[EXERCISES]
A: Answer these questions from the article on Jay McCarrol:
(i) Which secondary school did Matt Johnson attend?
(ii) Where did McCarrol begin working as a musical director in 2006?
(iii) What is the name of the synth pop duo McCarrol formed with his sister?
B: Continue the article on Jay McCarrol after its final sentence.

[EXERCISE PASSAGE]
Canadian musician, composer, writer and actor

Jay McCarrol (born August 9, 1983) is a Canadian musician, composer, screenwriter and actor. He co-created and starred in the independent web series Nirvana the Band the Show (2007–2009), its television adaptation Nirvanna the Band the Show (2017–2018), and feature film continuation Nirvanna the Band the Show the Movie (2025), with Matt Johnson. He has scored all five of Johnson's films, as well as the films The Kid Detective (2020) and Hell of a Summer (2023).

McCarrol has won three Canadian Screen Awards, including Best Original Score for BlackBerry and Best Lead Performance in a Comedy Film and Best Original Song for his work on Nirvanna the Band the Show the Movie.

== Early life and education ==
Jay McCarrol was born in Mississauga, Canada, on August 9, 1983. He has a sister, Stefanie.

While attending Erindale Secondary School in Mississauga, McCarrol became acquainted with Matt Johnson, who attended nearby John Fraser Secondary School. The two became friends and creative collaborators, producing many student films together. McCarrol attended Berklee College of Music, where one of his classmates was American comedian Eric André.

== Career ==
===2006–2015===

After leaving Berklee, McCarrol returned to Toronto and in 2006 he began working as a musical director at The Second City's Toronto location, providing live soundtracks to real-time improvisation.

McCarrol and Johnson co-created and co-wrote the independent docufiction sitcom web series Nirvana the Band the Show, which ran from 2007 to 2009. McCarrol and Johnson star as fictionalised versions of themselves in a musical duo who attempt to book a gig at the Rivoli in Toronto.

McCarrol acted in and composed the score for Captain Coulier (Space Explorer), a short film which played at the 2009 Sundance Film Festival. He also composed the score for Johnson's 2013 feature film The Dirties, and also played the character Mr. Bird.

McCarrol and his sister, Stefanie, formed the synth pop duo Brave Shores, whose debut album, the EP Brave Shores, was released in 2014. The duo toured Canada and internationally. A single from the EP, "Never Come Down", led to Brave Shores being nominated for Best New Group or Solo Artist in the Modern Rock category at the 2016 Canadian Radio Music Awards.

[DATASET EXTRACT]
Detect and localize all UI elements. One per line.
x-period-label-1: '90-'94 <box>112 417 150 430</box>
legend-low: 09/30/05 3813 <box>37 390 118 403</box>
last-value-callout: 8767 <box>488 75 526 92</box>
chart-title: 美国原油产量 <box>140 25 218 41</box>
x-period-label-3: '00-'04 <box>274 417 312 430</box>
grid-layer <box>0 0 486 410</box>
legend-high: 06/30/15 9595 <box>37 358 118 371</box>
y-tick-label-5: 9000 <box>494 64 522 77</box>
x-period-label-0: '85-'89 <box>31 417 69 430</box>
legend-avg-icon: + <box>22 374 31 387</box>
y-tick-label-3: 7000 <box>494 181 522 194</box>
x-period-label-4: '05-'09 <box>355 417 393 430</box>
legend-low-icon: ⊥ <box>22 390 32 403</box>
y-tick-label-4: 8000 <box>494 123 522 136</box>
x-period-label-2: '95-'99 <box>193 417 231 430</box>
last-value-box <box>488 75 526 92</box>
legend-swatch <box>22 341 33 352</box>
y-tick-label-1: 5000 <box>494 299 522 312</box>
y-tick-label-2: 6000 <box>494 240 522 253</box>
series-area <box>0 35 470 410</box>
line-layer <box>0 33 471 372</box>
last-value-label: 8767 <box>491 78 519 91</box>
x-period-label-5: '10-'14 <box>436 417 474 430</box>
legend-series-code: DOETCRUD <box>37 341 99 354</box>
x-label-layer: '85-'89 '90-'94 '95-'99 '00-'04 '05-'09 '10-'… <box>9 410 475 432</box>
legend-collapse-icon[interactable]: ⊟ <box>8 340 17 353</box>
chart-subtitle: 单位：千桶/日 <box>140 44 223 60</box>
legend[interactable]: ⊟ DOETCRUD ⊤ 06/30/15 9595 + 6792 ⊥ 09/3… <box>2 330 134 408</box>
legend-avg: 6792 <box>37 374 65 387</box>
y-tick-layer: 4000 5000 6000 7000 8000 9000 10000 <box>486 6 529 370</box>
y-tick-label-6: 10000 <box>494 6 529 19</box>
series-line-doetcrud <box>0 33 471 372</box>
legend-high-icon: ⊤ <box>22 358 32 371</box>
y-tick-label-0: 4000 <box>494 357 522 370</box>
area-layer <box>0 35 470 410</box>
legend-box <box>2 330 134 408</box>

[LIST OF ANSWERS]
A:
(i) John Fraser Secondary School
(ii) The Second City's Toronto location
(iii) Brave Shores

B:
===2016–present===
McCarrol scored Johnson's 2016 film Operation Avalanche. McCarrol and Johnson adapted Nirvana the Band the Show into a television series, Nirvanna the Band the Show, which premiered on Viceland in 2017. Two seasons aired across 2017 and 2018. A third season was partially produced but not released due to Viceland's discontinuation.

In April 2016, during the 2016 United States presidential election, a supporter of Donald Trump uploaded a video featuring clips of Trump, with "Never Come Down" as a backing track, to YouTube. The video ended up going viral, leading to the song becoming "a victory anthem of sorts" for Trump's supporters after he won the election.

In 2018, Brave Shores released La Hoo La La, their full-length debut album. In a press release for the album, McCarrol wrote:

"Never Come Down" was a song I wrote for a cell phone commercial, but it quickly went from television jingle to radio hit. What happened after, however, was even stranger — the song was adopted by online troll types as a sort of Donald Trump victory meme. It inspired the theme of the LHLL. Group mentality, division, indoctrination, power. The world is at once more connected and more divided than ever before. This album is an empathetic exploration of escape, apostasy, and self-discovery – it was a journey from beginning to end.

Johnson and McCarrol co-created and starred in the 2021 animated children's show Matt & Bird Break Loose, a spiritual successor to Nirvanna the Band the Show.

McCarrol scored Evan Morgan's 2020 film The Kid Detective, earning a nomination for Best Original Score at the 9th Canadian Screen Awards. McCarrol later won the award for Johnson's film BlackBerry (2023) at the 12th Canadian Screen Awards. He also scored Billy Bryk and Finn Wolfhard's 2023 film Hell of a Summer. McCarrol has recorded with and toured with Hayden. He wrote with Amy Millan on her 2025 album I Went To Find You, which he also produced.

Following the success of BlackBerry, McCarrol and Johnson received funding from Telefilm Canada to develop a feature film adaptation of Nirvanna the Band the Show—a project they had been workshopping as early as 2009. The film, Nirvanna the Band the Show the Movie, was filmed throughout 2024; it was directed by Johnson and scored by McCarrol. The film makes use of "Never Come Down" as the signature song of McCarrol's character, who becomes a successful musical artist in an alternate timeline. It premiered on March 9, 2025 at South by Southwest, to what was described as "rapturous reception".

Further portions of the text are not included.